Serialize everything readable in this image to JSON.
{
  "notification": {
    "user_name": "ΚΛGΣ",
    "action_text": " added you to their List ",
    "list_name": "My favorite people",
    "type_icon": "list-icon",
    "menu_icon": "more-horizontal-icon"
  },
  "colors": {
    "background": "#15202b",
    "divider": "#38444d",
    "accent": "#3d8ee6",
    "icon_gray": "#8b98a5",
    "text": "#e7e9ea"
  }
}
-- -- --
Every entry above needs to be quoted exactly.

Serialize everything readable in this image to JSON.
{
  "notification": {
    "user_name": "ΚΛGΣ",
    "action_text": " added you to their List ",
    "list_name": "My favorite people",
    "type_icon": "list-icon",
    "menu_icon": "more-horizontal-icon"
  },
  "colors": {
    "background": "#15202b",
    "divider": "#38444d",
    "accent": "#3d8ee6",
    "icon_gray": "#8b98a5",
    "text": "#e7e9ea"
  }
}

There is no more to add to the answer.